Records for the task »
▬▬▬▬▬▬
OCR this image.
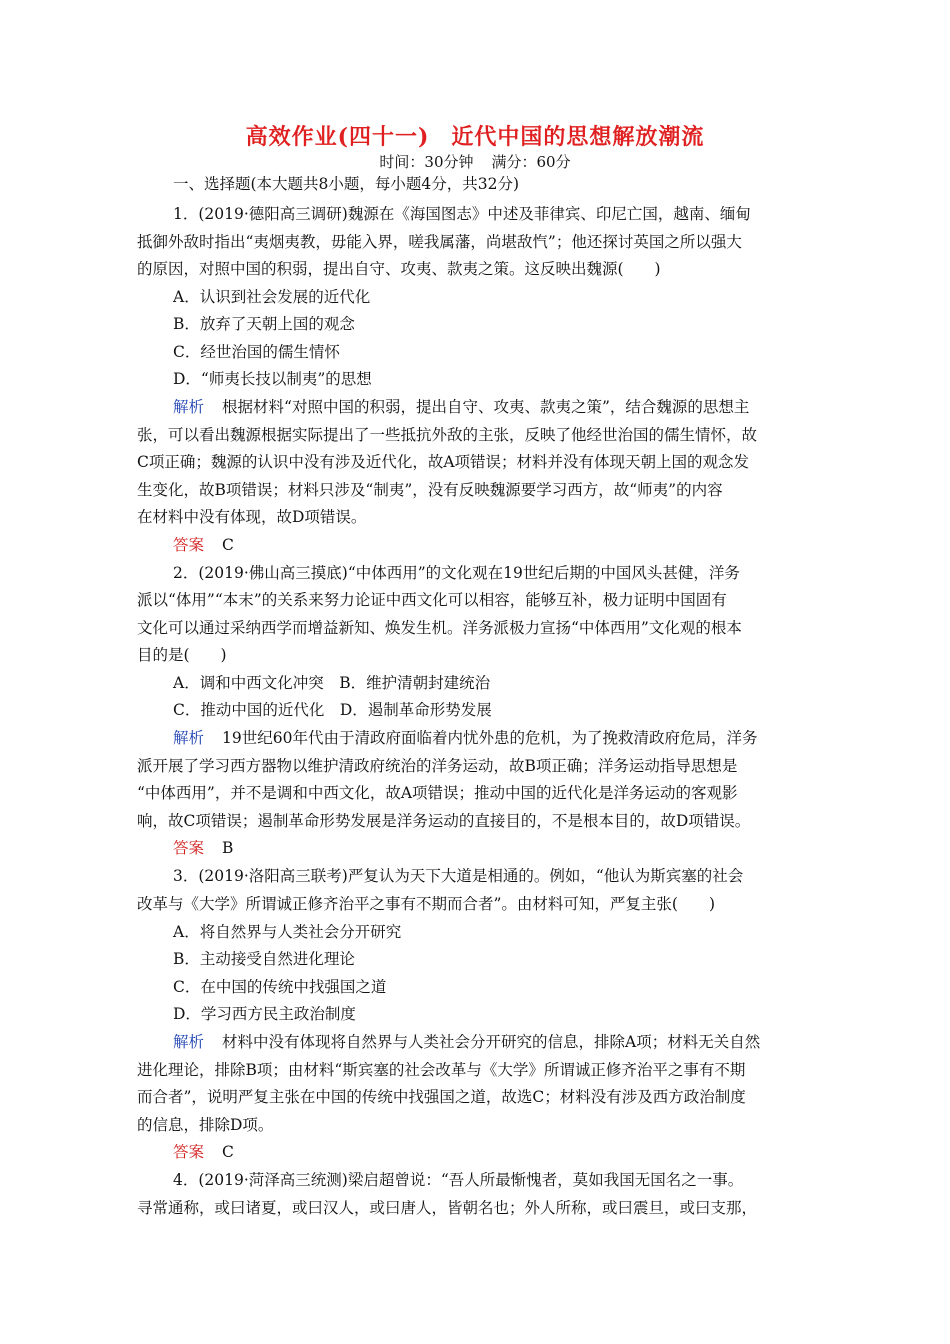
高效作业(四十一) 近代中国的思想解放潮流
时间：30分钟 满分：60分
一、选择题(本大题共8小题，每小题4分，共32分)
1．(2019·德阳高三调研)魏源在《海国图志》中述及菲律宾、印尼亡国，越南、缅甸
抵御外敌时指出“夷烟夷教，毋能入界，嗟我属藩，尚堪敌忾”；他还探讨英国之所以强大
的原因，对照中国的积弱，提出自守、攻夷、款夷之策。这反映出魏源(　　)
A．认识到社会发展的近代化
B．放弃了天朝上国的观念
C．经世治国的儒生情怀
D．“师夷长技以制夷”的思想
解析 根据材料“对照中国的积弱，提出自守、攻夷、款夷之策”，结合魏源的思想主
张，可以看出魏源根据实际提出了一些抵抗外敌的主张，反映了他经世治国的儒生情怀，故
C项正确；魏源的认识中没有涉及近代化，故A项错误；材料并没有体现天朝上国的观念发
生变化，故B项错误；材料只涉及“制夷”，没有反映魏源要学习西方，故“师夷”的内容
在材料中没有体现，故D项错误。
答案 C
2．(2019·佛山高三摸底)“中体西用”的文化观在19世纪后期的中国风头甚健，洋务
派以“体用”“本末”的关系来努力论证中西文化可以相容，能够互补，极力证明中国固有
文化可以通过采纳西学而增益新知、焕发生机。洋务派极力宣扬“中体西用”文化观的根本
目的是(　　)
A．调和中西文化冲突　B．维护清朝封建统治
C．推动中国的近代化　D．遏制革命形势发展
解析 19世纪60年代由于清政府面临着内忧外患的危机，为了挽救清政府危局，洋务
派开展了学习西方器物以维护清政府统治的洋务运动，故B项正确；洋务运动指导思想是
“中体西用”，并不是调和中西文化，故A项错误；推动中国的近代化是洋务运动的客观影
响，故C项错误；遏制革命形势发展是洋务运动的直接目的，不是根本目的，故D项错误。
答案 B
3．(2019·洛阳高三联考)严复认为天下大道是相通的。例如，“他认为斯宾塞的社会
改革与《大学》所谓诚正修齐治平之事有不期而合者”。由材料可知，严复主张(　　)
A．将自然界与人类社会分开研究
B．主动接受自然进化理论
C．在中国的传统中找强国之道
D．学习西方民主政治制度
解析 材料中没有体现将自然界与人类社会分开研究的信息，排除A项；材料无关自然
进化理论，排除B项；由材料“斯宾塞的社会改革与《大学》所谓诚正修齐治平之事有不期
而合者”，说明严复主张在中国的传统中找强国之道，故选C；材料没有涉及西方政治制度
的信息，排除D项。
答案 C
4．(2019·菏泽高三统测)梁启超曾说：“吾人所最惭愧者，莫如我国无国名之一事。
寻常通称，或曰诸夏，或曰汉人，或曰唐人，皆朝名也；外人所称，或曰震旦，或曰支那，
▬▬▬▬▬▬
Aim of the task » Repeat the records word for word. Any picture in them should be left out.

Task response »
OCR this image.
高效作业(四十一) 近代中国的思想解放潮流
时间：30分钟 满分：60分
一、选择题(本大题共8小题，每小题4分，共32分)
1．(2019·德阳高三调研)魏源在《海国图志》中述及菲律宾、印尼亡国，越南、缅甸
抵御外敌时指出“夷烟夷教，毋能入界，嗟我属藩，尚堪敌忾”；他还探讨英国之所以强大
的原因，对照中国的积弱，提出自守、攻夷、款夷之策。这反映出魏源(　　)
A．认识到社会发展的近代化
B．放弃了天朝上国的观念
C．经世治国的儒生情怀
D．“师夷长技以制夷”的思想
解析 根据材料“对照中国的积弱，提出自守、攻夷、款夷之策”，结合魏源的思想主
张，可以看出魏源根据实际提出了一些抵抗外敌的主张，反映了他经世治国的儒生情怀，故
C项正确；魏源的认识中没有涉及近代化，故A项错误；材料并没有体现天朝上国的观念发
生变化，故B项错误；材料只涉及“制夷”，没有反映魏源要学习西方，故“师夷”的内容
在材料中没有体现，故D项错误。
答案 C
2．(2019·佛山高三摸底)“中体西用”的文化观在19世纪后期的中国风头甚健，洋务
派以“体用”“本末”的关系来努力论证中西文化可以相容，能够互补，极力证明中国固有
文化可以通过采纳西学而增益新知、焕发生机。洋务派极力宣扬“中体西用”文化观的根本
目的是(　　)
A．调和中西文化冲突　B．维护清朝封建统治
C．推动中国的近代化　D．遏制革命形势发展
解析 19世纪60年代由于清政府面临着内忧外患的危机，为了挽救清政府危局，洋务
派开展了学习西方器物以维护清政府统治的洋务运动，故B项正确；洋务运动指导思想是
“中体西用”，并不是调和中西文化，故A项错误；推动中国的近代化是洋务运动的客观影
响，故C项错误；遏制革命形势发展是洋务运动的直接目的，不是根本目的，故D项错误。
答案 B
3．(2019·洛阳高三联考)严复认为天下大道是相通的。例如，“他认为斯宾塞的社会
改革与《大学》所谓诚正修齐治平之事有不期而合者”。由材料可知，严复主张(　　)
A．将自然界与人类社会分开研究
B．主动接受自然进化理论
C．在中国的传统中找强国之道
D．学习西方民主政治制度
解析 材料中没有体现将自然界与人类社会分开研究的信息，排除A项；材料无关自然
进化理论，排除B项；由材料“斯宾塞的社会改革与《大学》所谓诚正修齐治平之事有不期
而合者”，说明严复主张在中国的传统中找强国之道，故选C；材料没有涉及西方政治制度
的信息，排除D项。
答案 C
4．(2019·菏泽高三统测)梁启超曾说：“吾人所最惭愧者，莫如我国无国名之一事。
寻常通称，或曰诸夏，或曰汉人，或曰唐人，皆朝名也；外人所称，或曰震旦，或曰支那，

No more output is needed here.